Exercise directions: Pull out every line below that contains the word "Contusio".

======== Records for this task

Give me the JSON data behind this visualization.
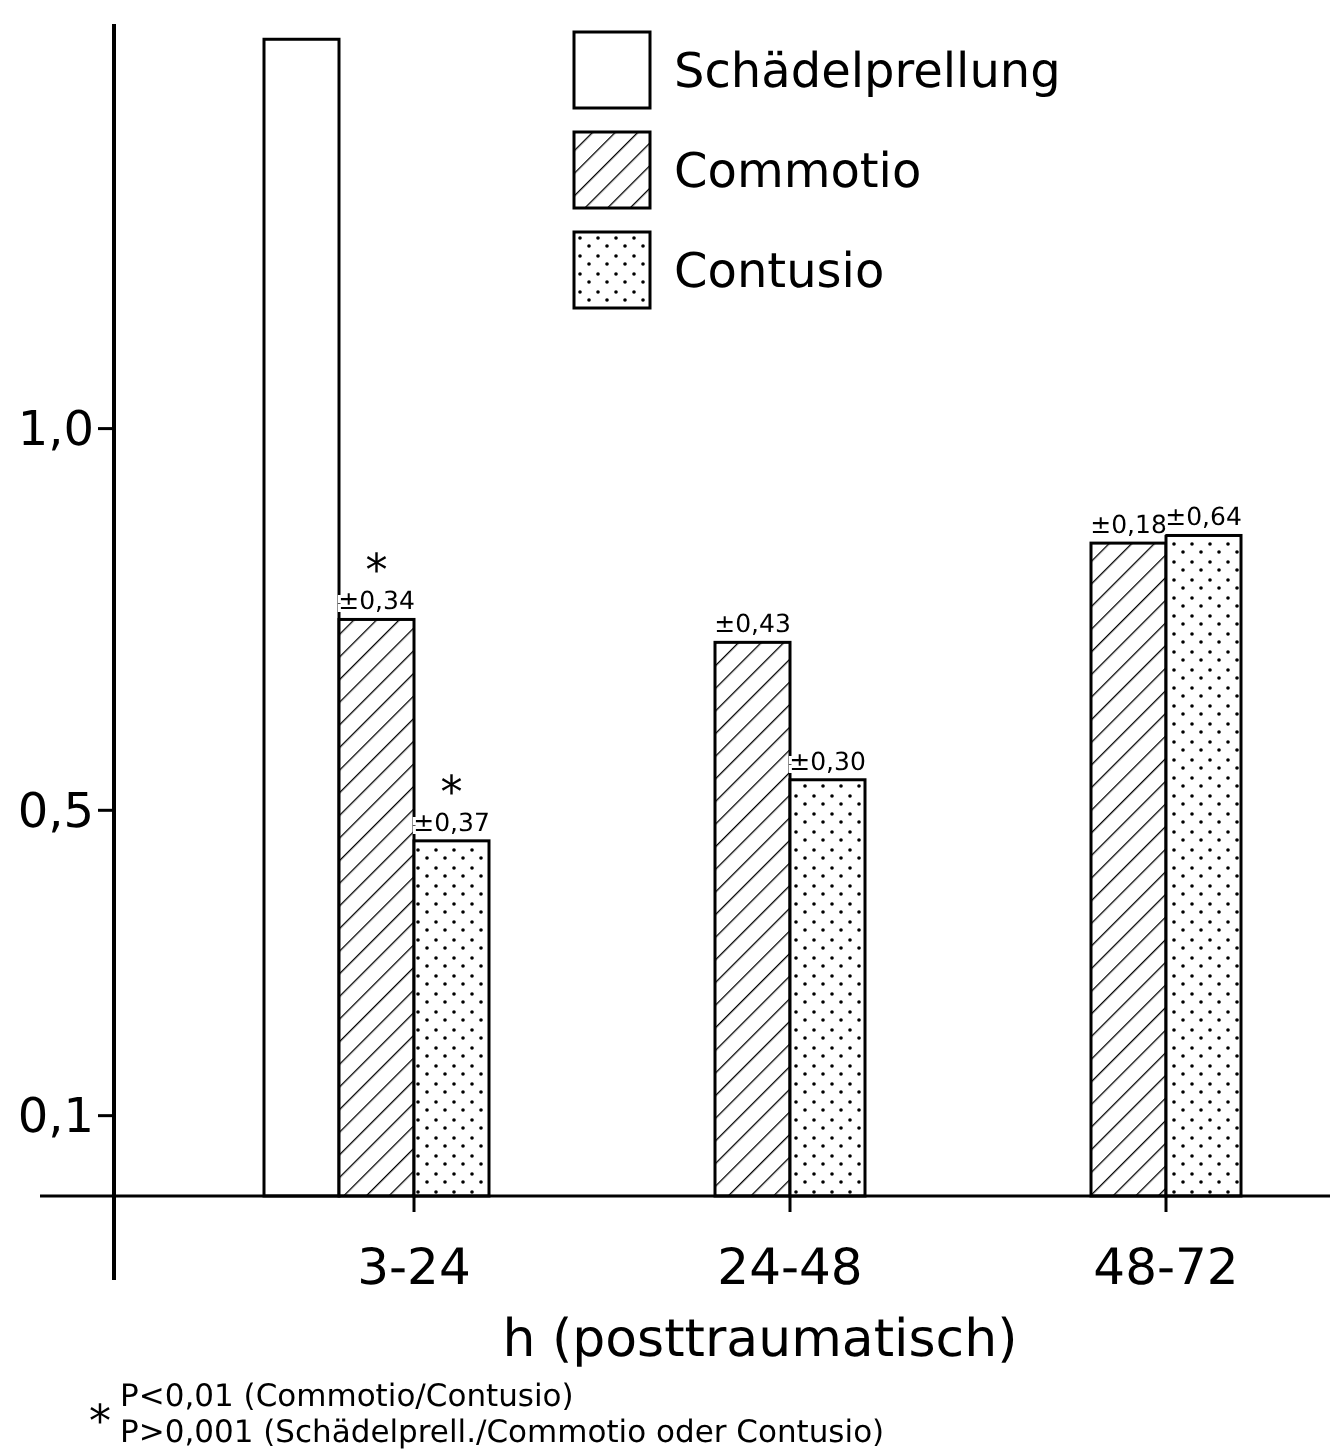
{
  "chart_data": {
    "type": "bar",
    "categories": [
      "3-24",
      "24-48",
      "48-72"
    ],
    "xlabel": "h (posttraumatisch)",
    "series": [
      {
        "name": "Schädelprellung",
        "color": "#ffffff",
        "values": [
          1.51,
          null,
          null
        ]
      },
      {
        "name": "Commotio",
        "color": "#000000",
        "values": [
          0.75,
          0.72,
          0.85
        ]
      },
      {
        "name": "Contusio",
        "color": "#000000",
        "values": [
          0.46,
          0.54,
          0.86
        ]
      }
    ],
    "ylim": [
      0,
      1.53
    ],
    "yticks": [
      {
        "value": 0.1,
        "label": "0,1"
      },
      {
        "value": 0.5,
        "label": "0,5"
      },
      {
        "value": 1.0,
        "label": "1,0"
      }
    ],
    "legend": "top right",
    "annotations": [
      {
        "text": "±0,34",
        "x": "3-24",
        "y": 0.75
      },
      {
        "text": "*",
        "x": "3-24",
        "y": 0.75
      },
      {
        "text": "±0,37",
        "x": "3-24",
        "y": 0.46
      },
      {
        "text": "*",
        "x": "3-24",
        "y": 0.46
      },
      {
        "text": "±0,43",
        "x": "24-48",
        "y": 0.72
      },
      {
        "text": "±0,30",
        "x": "24-48",
        "y": 0.54
      },
      {
        "text": "±0,18",
        "x": "48-72",
        "y": 0.85
      },
      {
        "text": "±0,64",
        "x": "48-72",
        "y": 0.86
      },
      "*",
      "P<0,01 (Commotio/Contusio)",
      "P>0,001 (Schädelprell./Commotio oder Contusio)"
    ]
  }
}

================

Result of this task:
        "name": "Contusio",
      "P<0,01 (Commotio/Contusio)",
      "P>0,001 (Schädelprell./Commotio oder Contusio)"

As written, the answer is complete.